### Instructions for the task
Show all lines from the data that include the word "processor".

========

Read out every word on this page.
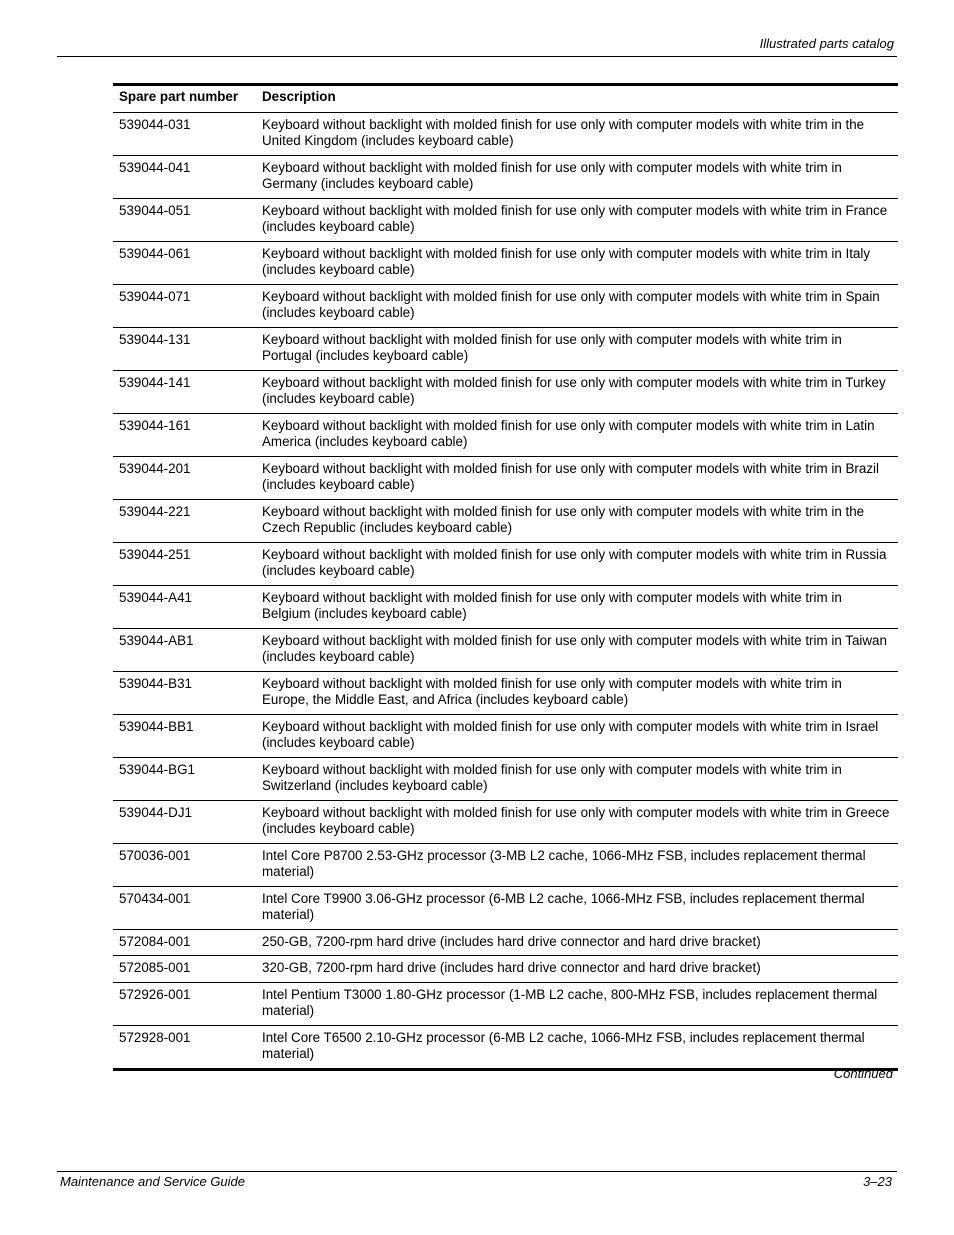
Illustrated parts catalog
Spare part number	Description
539044-031	Keyboard without backlight with molded finish for use only with computer models with white trim in the United Kingdom (includes keyboard cable)
539044-041	Keyboard without backlight with molded finish for use only with computer models with white trim in Germany (includes keyboard cable)
539044-051	Keyboard without backlight with molded finish for use only with computer models with white trim in France (includes keyboard cable)
539044-061	Keyboard without backlight with molded finish for use only with computer models with white trim in Italy (includes keyboard cable)
539044-071	Keyboard without backlight with molded finish for use only with computer models with white trim in Spain (includes keyboard cable)
539044-131	Keyboard without backlight with molded finish for use only with computer models with white trim in Portugal (includes keyboard cable)
539044-141	Keyboard without backlight with molded finish for use only with computer models with white trim in Turkey (includes keyboard cable)
539044-161	Keyboard without backlight with molded finish for use only with computer models with white trim in Latin America (includes keyboard cable)
539044-201	Keyboard without backlight with molded finish for use only with computer models with white trim in Brazil (includes keyboard cable)
539044-221	Keyboard without backlight with molded finish for use only with computer models with white trim in the Czech Republic (includes keyboard cable)
539044-251	Keyboard without backlight with molded finish for use only with computer models with white trim in Russia (includes keyboard cable)
539044-A41	Keyboard without backlight with molded finish for use only with computer models with white trim in Belgium (includes keyboard cable)
539044-AB1	Keyboard without backlight with molded finish for use only with computer models with white trim in Taiwan (includes keyboard cable)
539044-B31	Keyboard without backlight with molded finish for use only with computer models with white trim in Europe, the Middle East, and Africa (includes keyboard cable)
539044-BB1	Keyboard without backlight with molded finish for use only with computer models with white trim in Israel (includes keyboard cable)
539044-BG1	Keyboard without backlight with molded finish for use only with computer models with white trim in Switzerland (includes keyboard cable)
539044-DJ1	Keyboard without backlight with molded finish for use only with computer models with white trim in Greece (includes keyboard cable)
570036-001	Intel Core P8700 2.53-GHz processor (3-MB L2 cache, 1066-MHz FSB, includes replacement thermal material)
570434-001	Intel Core T9900 3.06-GHz processor (6-MB L2 cache, 1066-MHz FSB, includes replacement thermal material)
572084-001	250-GB, 7200-rpm hard drive (includes hard drive connector and hard drive bracket)
572085-001	320-GB, 7200-rpm hard drive (includes hard drive connector and hard drive bracket)
572926-001	Intel Pentium T3000 1.80-GHz processor (1-MB L2 cache, 800-MHz FSB, includes replacement thermal material)
572928-001	Intel Core T6500 2.10-GHz processor (6-MB L2 cache, 1066-MHz FSB, includes replacement thermal material)
Continued
Maintenance and Service Guide	3–23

========

### Answer in full
570036-001	Intel Core P8700 2.53-GHz processor (3-MB L2 cache, 1066-MHz FSB, includes replacement thermal material)
570434-001	Intel Core T9900 3.06-GHz processor (6-MB L2 cache, 1066-MHz FSB, includes replacement thermal material)
572926-001	Intel Pentium T3000 1.80-GHz processor (1-MB L2 cache, 800-MHz FSB, includes replacement thermal material)
572928-001	Intel Core T6500 2.10-GHz processor (6-MB L2 cache, 1066-MHz FSB, includes replacement thermal material)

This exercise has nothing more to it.